___ Data in this exercise ___
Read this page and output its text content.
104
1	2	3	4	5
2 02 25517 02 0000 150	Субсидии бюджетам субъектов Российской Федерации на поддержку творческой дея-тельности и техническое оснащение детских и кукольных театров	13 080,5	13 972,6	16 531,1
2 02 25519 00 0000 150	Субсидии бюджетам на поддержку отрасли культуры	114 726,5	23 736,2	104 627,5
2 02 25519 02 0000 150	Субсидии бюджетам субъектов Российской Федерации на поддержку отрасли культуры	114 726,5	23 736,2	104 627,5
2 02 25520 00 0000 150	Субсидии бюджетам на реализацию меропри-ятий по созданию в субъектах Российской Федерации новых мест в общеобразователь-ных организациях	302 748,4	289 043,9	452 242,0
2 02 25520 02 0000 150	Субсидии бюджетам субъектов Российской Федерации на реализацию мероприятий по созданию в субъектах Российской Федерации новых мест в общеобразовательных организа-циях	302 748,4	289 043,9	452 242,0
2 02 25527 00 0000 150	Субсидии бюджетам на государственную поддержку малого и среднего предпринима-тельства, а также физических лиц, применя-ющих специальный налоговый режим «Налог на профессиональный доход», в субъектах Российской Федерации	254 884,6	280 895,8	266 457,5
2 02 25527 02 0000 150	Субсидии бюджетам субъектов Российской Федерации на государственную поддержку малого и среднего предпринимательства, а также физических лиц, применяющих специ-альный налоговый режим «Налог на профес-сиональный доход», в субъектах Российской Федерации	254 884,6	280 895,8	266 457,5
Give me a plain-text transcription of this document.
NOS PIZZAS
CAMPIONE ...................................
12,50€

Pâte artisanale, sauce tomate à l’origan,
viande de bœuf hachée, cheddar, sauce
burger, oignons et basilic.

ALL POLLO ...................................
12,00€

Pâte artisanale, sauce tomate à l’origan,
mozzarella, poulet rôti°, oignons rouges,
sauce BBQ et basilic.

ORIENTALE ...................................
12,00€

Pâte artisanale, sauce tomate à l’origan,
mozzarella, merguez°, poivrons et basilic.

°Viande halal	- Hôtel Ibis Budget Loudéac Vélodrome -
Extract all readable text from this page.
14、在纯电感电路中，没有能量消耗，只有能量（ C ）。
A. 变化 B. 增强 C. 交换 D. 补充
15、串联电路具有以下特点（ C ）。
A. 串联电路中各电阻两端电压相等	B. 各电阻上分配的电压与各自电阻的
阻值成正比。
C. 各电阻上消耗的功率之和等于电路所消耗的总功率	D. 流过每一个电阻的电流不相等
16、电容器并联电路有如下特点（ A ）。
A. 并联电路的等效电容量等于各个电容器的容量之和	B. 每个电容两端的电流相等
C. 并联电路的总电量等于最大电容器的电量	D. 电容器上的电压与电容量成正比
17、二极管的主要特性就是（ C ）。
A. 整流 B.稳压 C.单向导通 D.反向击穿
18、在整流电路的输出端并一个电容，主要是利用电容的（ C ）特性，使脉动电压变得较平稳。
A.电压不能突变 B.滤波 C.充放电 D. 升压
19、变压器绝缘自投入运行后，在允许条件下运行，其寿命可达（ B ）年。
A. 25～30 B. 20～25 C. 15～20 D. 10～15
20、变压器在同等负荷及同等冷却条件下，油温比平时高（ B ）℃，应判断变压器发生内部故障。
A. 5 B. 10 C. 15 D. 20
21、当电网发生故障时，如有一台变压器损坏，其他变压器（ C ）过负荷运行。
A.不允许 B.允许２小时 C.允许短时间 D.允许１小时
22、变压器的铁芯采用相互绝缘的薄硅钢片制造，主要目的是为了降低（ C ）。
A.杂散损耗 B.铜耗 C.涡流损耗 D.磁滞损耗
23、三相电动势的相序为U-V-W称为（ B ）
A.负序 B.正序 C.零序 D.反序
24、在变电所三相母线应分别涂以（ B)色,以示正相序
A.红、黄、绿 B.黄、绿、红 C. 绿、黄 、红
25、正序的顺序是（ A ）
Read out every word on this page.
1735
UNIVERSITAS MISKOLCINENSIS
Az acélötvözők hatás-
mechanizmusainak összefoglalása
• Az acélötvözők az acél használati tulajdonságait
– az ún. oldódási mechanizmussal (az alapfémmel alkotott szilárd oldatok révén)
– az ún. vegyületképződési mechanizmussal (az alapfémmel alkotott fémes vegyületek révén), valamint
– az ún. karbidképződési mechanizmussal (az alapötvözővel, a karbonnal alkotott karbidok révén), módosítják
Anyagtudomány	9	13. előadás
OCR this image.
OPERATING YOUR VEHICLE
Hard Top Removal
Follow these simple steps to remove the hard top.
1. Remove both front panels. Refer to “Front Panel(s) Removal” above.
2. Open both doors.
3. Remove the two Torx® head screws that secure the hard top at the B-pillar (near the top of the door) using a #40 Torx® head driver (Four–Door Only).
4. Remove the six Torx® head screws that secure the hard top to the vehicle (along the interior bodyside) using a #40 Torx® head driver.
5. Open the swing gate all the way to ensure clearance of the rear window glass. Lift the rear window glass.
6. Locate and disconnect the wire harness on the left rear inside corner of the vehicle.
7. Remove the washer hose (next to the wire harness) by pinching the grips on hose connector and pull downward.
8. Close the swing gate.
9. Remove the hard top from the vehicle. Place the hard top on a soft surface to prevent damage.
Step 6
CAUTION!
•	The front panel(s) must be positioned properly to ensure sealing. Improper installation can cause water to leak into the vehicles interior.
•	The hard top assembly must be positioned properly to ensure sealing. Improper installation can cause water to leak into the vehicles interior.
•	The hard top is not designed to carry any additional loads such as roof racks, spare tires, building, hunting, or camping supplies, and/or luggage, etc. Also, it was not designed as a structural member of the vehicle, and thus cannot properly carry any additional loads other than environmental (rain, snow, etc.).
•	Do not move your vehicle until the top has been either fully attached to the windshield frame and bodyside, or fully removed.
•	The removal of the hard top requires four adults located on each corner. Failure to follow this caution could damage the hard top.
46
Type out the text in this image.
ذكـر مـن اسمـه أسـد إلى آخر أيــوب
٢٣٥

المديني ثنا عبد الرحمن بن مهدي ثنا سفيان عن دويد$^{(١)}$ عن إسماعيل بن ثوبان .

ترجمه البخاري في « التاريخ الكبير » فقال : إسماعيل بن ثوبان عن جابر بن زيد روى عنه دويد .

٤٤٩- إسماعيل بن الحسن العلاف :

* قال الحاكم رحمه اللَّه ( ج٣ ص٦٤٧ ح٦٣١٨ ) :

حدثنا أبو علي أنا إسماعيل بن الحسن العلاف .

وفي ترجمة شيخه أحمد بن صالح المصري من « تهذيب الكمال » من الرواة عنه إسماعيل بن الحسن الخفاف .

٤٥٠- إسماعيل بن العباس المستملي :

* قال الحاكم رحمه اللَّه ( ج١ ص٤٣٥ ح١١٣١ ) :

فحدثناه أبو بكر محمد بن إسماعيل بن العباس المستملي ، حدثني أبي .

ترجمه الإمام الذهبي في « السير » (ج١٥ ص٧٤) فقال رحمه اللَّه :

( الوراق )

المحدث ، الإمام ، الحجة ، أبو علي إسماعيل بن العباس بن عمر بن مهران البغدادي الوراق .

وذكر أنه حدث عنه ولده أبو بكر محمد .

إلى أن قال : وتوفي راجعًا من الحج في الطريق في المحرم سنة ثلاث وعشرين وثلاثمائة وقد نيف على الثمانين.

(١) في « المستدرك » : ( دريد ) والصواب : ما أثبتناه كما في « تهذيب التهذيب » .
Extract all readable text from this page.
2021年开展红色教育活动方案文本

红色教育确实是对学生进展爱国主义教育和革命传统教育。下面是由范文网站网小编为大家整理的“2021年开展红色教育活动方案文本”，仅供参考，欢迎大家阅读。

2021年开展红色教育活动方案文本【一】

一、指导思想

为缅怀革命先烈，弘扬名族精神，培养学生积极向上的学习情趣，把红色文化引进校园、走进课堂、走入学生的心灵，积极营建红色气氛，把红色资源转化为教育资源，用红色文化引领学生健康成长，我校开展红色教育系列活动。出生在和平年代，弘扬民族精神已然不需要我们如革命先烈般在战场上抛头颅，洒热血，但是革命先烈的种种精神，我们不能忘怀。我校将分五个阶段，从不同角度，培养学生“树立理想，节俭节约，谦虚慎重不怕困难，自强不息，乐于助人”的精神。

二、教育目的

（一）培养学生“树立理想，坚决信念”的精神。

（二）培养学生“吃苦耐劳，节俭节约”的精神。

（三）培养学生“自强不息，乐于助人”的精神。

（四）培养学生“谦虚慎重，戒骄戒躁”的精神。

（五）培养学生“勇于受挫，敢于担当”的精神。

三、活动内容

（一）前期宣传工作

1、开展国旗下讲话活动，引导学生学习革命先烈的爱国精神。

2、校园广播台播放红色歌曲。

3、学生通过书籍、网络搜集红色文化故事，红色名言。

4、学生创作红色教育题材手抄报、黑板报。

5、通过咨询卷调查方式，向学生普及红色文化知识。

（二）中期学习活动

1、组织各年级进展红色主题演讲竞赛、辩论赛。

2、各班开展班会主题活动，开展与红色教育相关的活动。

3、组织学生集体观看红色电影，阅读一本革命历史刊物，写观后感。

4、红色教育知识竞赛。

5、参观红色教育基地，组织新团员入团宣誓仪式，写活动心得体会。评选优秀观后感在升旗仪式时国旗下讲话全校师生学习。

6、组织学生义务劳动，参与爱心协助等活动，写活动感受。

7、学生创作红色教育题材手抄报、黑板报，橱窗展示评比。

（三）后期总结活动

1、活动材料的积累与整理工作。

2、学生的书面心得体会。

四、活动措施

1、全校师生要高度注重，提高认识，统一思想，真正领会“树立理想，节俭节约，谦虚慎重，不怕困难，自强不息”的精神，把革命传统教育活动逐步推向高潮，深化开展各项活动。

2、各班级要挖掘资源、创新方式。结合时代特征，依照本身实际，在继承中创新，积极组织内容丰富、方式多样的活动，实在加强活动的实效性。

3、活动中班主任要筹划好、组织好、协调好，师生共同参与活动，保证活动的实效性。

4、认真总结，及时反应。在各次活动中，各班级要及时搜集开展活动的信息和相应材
___
§ Aim of the exercise
State how many lines of the listing above include the word "также". Give nothing but the number.

§ In response
2